◆ **Provided data**:

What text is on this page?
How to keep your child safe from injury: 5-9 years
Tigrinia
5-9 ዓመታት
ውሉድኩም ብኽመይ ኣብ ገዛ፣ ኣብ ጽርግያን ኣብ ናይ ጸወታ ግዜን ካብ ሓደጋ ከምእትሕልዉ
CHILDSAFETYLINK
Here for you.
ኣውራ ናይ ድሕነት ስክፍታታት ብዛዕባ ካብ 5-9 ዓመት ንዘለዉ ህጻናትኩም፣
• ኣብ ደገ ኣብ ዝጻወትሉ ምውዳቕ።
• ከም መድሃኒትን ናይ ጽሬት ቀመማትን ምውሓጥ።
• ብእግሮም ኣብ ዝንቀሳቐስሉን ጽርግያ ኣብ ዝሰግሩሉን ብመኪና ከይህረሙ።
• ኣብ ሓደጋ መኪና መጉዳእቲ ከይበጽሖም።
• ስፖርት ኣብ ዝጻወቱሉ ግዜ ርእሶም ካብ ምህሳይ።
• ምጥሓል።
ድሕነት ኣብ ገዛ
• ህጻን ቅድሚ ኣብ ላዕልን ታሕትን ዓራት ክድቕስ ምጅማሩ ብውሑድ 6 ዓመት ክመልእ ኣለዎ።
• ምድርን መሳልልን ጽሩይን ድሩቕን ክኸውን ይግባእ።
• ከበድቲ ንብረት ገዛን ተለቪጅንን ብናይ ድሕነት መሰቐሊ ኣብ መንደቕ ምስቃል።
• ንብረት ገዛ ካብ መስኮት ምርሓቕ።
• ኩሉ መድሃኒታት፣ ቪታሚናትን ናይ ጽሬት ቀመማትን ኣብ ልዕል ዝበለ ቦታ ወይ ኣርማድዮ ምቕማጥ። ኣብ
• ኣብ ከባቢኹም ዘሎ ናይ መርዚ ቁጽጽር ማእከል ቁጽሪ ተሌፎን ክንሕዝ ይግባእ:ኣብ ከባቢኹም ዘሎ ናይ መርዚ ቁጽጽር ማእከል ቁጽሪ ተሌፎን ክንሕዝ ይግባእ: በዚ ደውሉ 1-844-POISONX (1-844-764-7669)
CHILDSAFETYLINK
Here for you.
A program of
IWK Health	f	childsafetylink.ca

◆ **Task**: Identify each line in the records above that contains the word "ይግባእ", and copy it out in full.

◆ **Solution**:
• ምድርን መሳልልን ጽሩይን ድሩቕን ክኸውን ይግባእ።
• ኣብ ከባቢኹም ዘሎ ናይ መርዚ ቁጽጽር ማእከል ቁጽሪ ተሌፎን ክንሕዝ ይግባእ:ኣብ ከባቢኹም ዘሎ ናይ መርዚ ቁጽጽር ማእከል ቁጽሪ ተሌፎን ክንሕዝ ይግባእ: በዚ ደውሉ 1-844-POISONX (1-844-764-7669)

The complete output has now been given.